● **Exercise objective**: Search the entries for the word "this" and pull out each line that has it.

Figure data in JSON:
◇ ◇ ◇ ◇ ◇ ◇ ◇
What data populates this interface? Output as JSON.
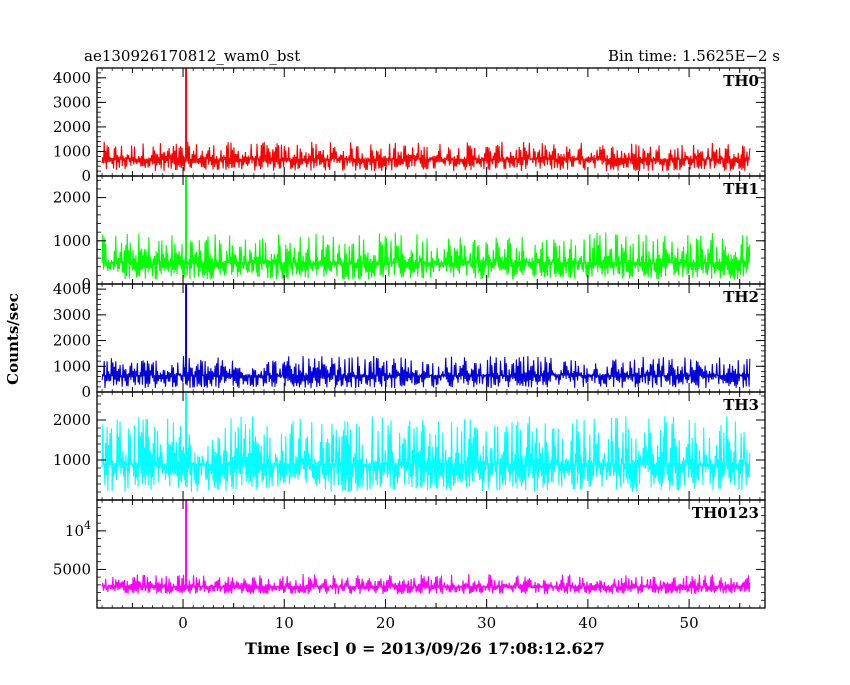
{
  "chart_data": {
    "type": "line",
    "header_left": "ae130926170812_wam0_bst",
    "header_right": "Bin time: 1.5625E−2 s",
    "xlabel": "Time [sec] 0 = 2013/09/26 17:08:12.627",
    "ylabel": "Counts/sec",
    "xlim": [
      -8.5,
      57.5
    ],
    "x_ticks": [
      0,
      10,
      20,
      30,
      40,
      50
    ],
    "x_data_range": [
      -8,
      56
    ],
    "burst_time": 0.3,
    "panels": [
      {
        "name": "TH0",
        "color": "#ff0000",
        "ylim": [
          0,
          4400
        ],
        "y_ticks": [
          0,
          1000,
          2000,
          3000,
          4000
        ],
        "y_tick_labels": [
          "0",
          "1000",
          "2000",
          "3000",
          "4000"
        ],
        "baseline": 700,
        "noise_low": 200,
        "noise_high": 1400,
        "peak": 4400
      },
      {
        "name": "TH1",
        "color": "#00ff00",
        "ylim": [
          0,
          2500
        ],
        "y_ticks": [
          0,
          1000,
          2000
        ],
        "y_tick_labels": [
          "0",
          "1000",
          "2000"
        ],
        "baseline": 500,
        "noise_low": 100,
        "noise_high": 1200,
        "peak": 2500
      },
      {
        "name": "TH2",
        "color": "#0000dd",
        "ylim": [
          0,
          4200
        ],
        "y_ticks": [
          0,
          1000,
          2000,
          3000,
          4000
        ],
        "y_tick_labels": [
          "0",
          "1000",
          "2000",
          "3000",
          "4000"
        ],
        "baseline": 650,
        "noise_low": 150,
        "noise_high": 1400,
        "peak": 4200
      },
      {
        "name": "TH3",
        "color": "#00ffff",
        "ylim": [
          0,
          2700
        ],
        "y_ticks": [
          1000,
          2000
        ],
        "y_tick_labels": [
          "1000",
          "2000"
        ],
        "baseline": 900,
        "noise_low": 200,
        "noise_high": 2100,
        "peak": 2700
      },
      {
        "name": "TH0123",
        "color": "#ff00ff",
        "ylim": [
          0,
          14000
        ],
        "y_ticks": [
          5000,
          10000
        ],
        "y_tick_labels": [
          "5000",
          ""
        ],
        "y_tick_sup": [
          "",
          "10^4"
        ],
        "baseline": 2800,
        "noise_low": 1800,
        "noise_high": 4400,
        "peak": 14000
      }
    ]
  }
}
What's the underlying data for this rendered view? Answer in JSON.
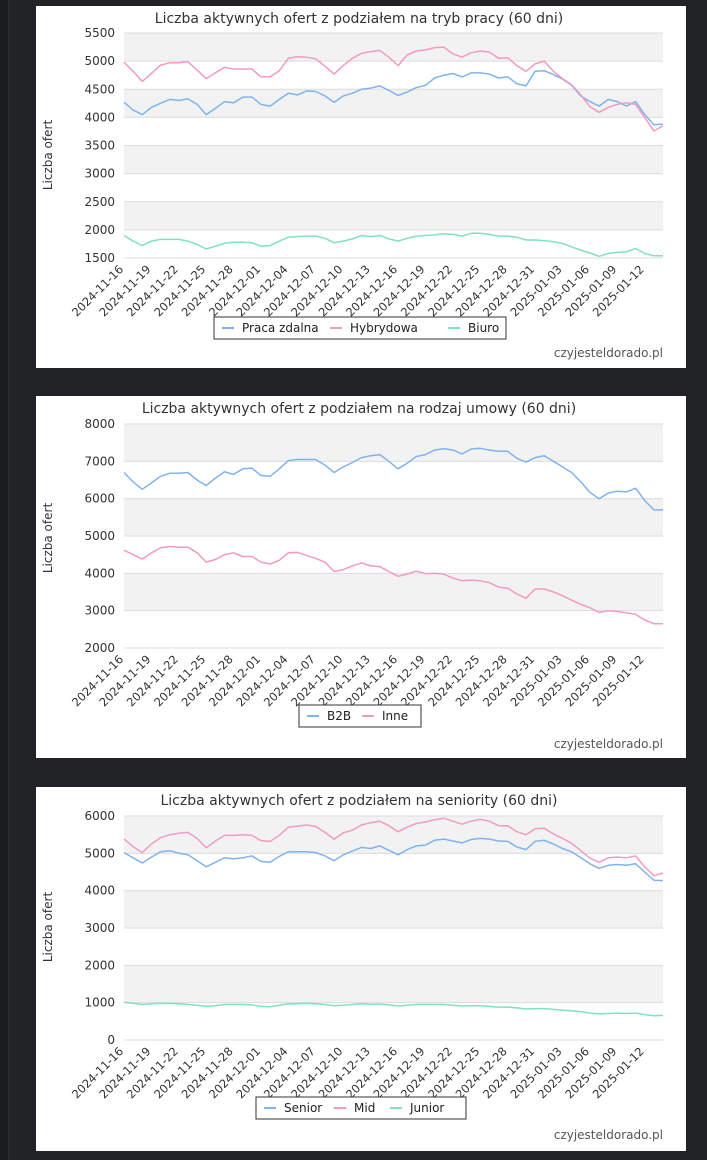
◇ ◇ ◇ ◇ ◇ ◇ ◇
● **Result below**:
What data populates this interface? Output as JSON.
What's the underlying data for this rendered view? Answer in JSON.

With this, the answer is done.